=== Given text ===

>> START

Finally, as assumed in Adames and Ming (2018b), the vertical advection of moisture and the loss of column moisture through precipitation play an important role in the moisture budget. That said, assumptions made regarding the horizontal advection of moisture in Adames and Ming (2018b) do not necessarily hold in our simulation. Adames and Ming (2018b) assume that advection of mean moisture by the anomalous meridional wind plays a leading-order role in the budget. We find that this does not quite hold in our simulation. While the advection of low-frequency moisture by the high-frequency meridional wind anomalies has a relatively strong magnitude relative to other terms related to horizontal advection, it does not project strongly onto the anomalous time tendency of column-integrated moisture. This is likely in part because the storms we analyze in this simulation are centered roughly at the latitude of maximum JJAS-mean column-integrated moisture, in contrast to the assumption made by Adames and Ming (2018a) that the storms form in an area of uniformly increasing column moisture in the meridional direction. A term that projects more strongly is the advection of the high-frequency moisture anomalies by the low-frequency zonal wind, which was not considered in Adames and Ming (2018a).

5. Conclusions

In this study we have completed a systematic analysis of low pressure systems in the South Asian monsoon region in a heavily idealized moist GCM, notably without impacts of clouds or topography. The low pressure systems found in our simulation share a number of characteristics with South Asian monsoon low pressure systems observed in reality and those simulated in GFDL’s AM4. For example, precipitation anomalies in the South Asian monsoon region in our simulation have a typical zonal scale of around zonal wavenumber 10, consistent with the scale seen in TRMM observations and AM4; the typical frequency of around 0.2 day⁻¹ is consistent with that found in those datasets as well (Adames and Ming 2018a). In addition, we find that the vertical structure of potential vorticity anomalies associated with the low pressure systems simulated in our model shares an important qualitative feature with that found in reanalysis: the EPV anomalies in the troposphere tilt slightly with the JJAS mean easterly zonal wind shear (Cohen and Boos 2016).

Aspects of the low pressure systems that differ slightly from those seen in reality are their propagation speed and direction. In our simulation, the storms propagate predominantly westward at speeds of over 6 m s⁻¹; this is faster than storms seen in GFDL’s AM4 and in reanalysis. There are several possible explanations for this difference. Two of these arise from Rossby wave theory. From inspection of Fig. 4 it is possible that these waves are of slightly larger scale, resulting in a smaller horizontal wavenumber, than the low pressure systems simulated in AM4 and observed in reanalysis. In addition, because these systems occur at a lower latitude than in the aforementioned datasets, the Rossby radius of deformation is larger, which would also cause these systems to exhibit faster westward propagation [see Eq. (22a) in Adames and Ming (2018b)]. We find little meridional component to the propagation direction, which is different than at least the reanalysis (Boos et al. 2015); in GFDL’s AM4 model, storms propagated predominantly westward as well. It is possible that the northward component of propagation is largely a result of nonlinear beta drift, which is characteristic of the stronger storms that were analyzed by Boos et al. (2015). Per the role of the meridional temperature gradient in the propagation of column-integrated moist enthalpy anomalies associated with MLPSs suggested by moisture vortex instability theory (Adames and Ming 2018a), the more equatorward location of the systems when compared with observations may be in part due to the more equatorward meridional temperature gradient in our simulation.

>> END

=== Written request a ===
According to the passage on monsoon low pressure systems, in what direction and at what speed do the storms in the simulation mainly propagate?
The records that follow have no connection to the passage on monsoon low pressure systems.

=== Rows ===
>> START

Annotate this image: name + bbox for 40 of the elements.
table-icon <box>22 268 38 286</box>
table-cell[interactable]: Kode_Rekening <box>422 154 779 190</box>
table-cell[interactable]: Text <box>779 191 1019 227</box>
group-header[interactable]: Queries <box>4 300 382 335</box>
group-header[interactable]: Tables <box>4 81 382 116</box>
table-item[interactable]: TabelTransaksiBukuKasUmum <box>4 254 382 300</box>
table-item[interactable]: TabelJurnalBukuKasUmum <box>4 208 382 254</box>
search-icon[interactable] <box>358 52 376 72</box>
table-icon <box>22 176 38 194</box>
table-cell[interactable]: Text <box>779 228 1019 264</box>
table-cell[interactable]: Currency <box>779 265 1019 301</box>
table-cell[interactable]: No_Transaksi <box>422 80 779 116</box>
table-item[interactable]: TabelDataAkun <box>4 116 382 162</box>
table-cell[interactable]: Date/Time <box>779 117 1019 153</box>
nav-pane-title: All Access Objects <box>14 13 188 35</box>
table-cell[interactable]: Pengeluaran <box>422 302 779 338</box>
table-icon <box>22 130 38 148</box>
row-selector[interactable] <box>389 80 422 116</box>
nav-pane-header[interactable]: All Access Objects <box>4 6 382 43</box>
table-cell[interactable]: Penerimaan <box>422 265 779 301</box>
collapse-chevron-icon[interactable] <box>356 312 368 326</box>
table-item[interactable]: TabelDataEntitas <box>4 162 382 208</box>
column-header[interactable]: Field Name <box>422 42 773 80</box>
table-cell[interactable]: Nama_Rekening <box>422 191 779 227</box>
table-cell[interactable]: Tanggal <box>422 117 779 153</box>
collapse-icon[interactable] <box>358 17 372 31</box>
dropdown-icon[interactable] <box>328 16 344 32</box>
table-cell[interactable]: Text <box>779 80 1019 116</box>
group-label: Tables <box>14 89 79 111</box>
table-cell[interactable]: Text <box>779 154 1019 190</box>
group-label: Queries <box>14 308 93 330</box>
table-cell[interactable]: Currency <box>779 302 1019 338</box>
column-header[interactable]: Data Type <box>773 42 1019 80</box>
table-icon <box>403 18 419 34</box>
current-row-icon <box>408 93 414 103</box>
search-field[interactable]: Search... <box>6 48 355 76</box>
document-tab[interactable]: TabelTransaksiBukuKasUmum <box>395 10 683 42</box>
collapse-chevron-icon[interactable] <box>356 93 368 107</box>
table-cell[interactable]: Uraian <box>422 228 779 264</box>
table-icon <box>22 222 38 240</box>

>> END

=== Written request b ===
Reproduce word for word the records from their first line up to and including the line containing "table-cell[interactable]: Currency <box>779 265".

=== Right answer a ===
They propagate mainly westward at speeds of over 6 m s⁻¹.

=== Right answer b ===
Annotate this image: name + bbox for 40 of the elements.
table-icon <box>22 268 38 286</box>
table-cell[interactable]: Kode_Rekening <box>422 154 779 190</box>
table-cell[interactable]: Text <box>779 191 1019 227</box>
group-header[interactable]: Queries <box>4 300 382 335</box>
group-header[interactable]: Tables <box>4 81 382 116</box>
table-item[interactable]: TabelTransaksiBukuKasUmum <box>4 254 382 300</box>
table-item[interactable]: TabelJurnalBukuKasUmum <box>4 208 382 254</box>
search-icon[interactable] <box>358 52 376 72</box>
table-icon <box>22 176 38 194</box>
table-cell[interactable]: Text <box>779 228 1019 264</box>
table-cell[interactable]: Currency <box>779 265 1019 301</box>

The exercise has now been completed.